## Records for this task:
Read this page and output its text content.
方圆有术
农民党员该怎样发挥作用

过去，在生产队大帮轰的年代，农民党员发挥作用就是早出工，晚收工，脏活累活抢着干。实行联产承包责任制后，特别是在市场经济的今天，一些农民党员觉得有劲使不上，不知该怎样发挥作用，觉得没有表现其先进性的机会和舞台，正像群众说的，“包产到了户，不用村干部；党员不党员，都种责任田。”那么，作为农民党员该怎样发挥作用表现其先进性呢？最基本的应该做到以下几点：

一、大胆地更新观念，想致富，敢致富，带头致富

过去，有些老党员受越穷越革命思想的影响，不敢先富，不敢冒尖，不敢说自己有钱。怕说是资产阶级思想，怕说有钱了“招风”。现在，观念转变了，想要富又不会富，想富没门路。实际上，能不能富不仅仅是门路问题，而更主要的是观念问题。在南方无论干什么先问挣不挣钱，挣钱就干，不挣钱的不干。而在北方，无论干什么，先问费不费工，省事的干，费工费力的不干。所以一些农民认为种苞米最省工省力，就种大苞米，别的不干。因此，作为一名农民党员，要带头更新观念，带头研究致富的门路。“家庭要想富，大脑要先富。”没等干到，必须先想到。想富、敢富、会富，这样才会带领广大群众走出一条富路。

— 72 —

## Written exercise:
Your task is to repeat each line of the material exactly.

## Written answer:
Read this page and output its text content.
方圆有术
农民党员该怎样发挥作用

过去，在生产队大帮轰的年代，农民党员发挥作用就是早出工，晚收工，脏活累活抢着干。实行联产承包责任制后，特别是在市场经济的今天，一些农民党员觉得有劲使不上，不知该怎样发挥作用，觉得没有表现其先进性的机会和舞台，正像群众说的，“包产到了户，不用村干部；党员不党员，都种责任田。”那么，作为农民党员该怎样发挥作用表现其先进性呢？最基本的应该做到以下几点：

一、大胆地更新观念，想致富，敢致富，带头致富

过去，有些老党员受越穷越革命思想的影响，不敢先富，不敢冒尖，不敢说自己有钱。怕说是资产阶级思想，怕说有钱了“招风”。现在，观念转变了，想要富又不会富，想富没门路。实际上，能不能富不仅仅是门路问题，而更主要的是观念问题。在南方无论干什么先问挣不挣钱，挣钱就干，不挣钱的不干。而在北方，无论干什么，先问费不费工，省事的干，费工费力的不干。所以一些农民认为种苞米最省工省力，就种大苞米，别的不干。因此，作为一名农民党员，要带头更新观念，带头研究致富的门路。“家庭要想富，大脑要先富。”没等干到，必须先想到。想富、敢富、会富，这样才会带领广大群众走出一条富路。

— 72 —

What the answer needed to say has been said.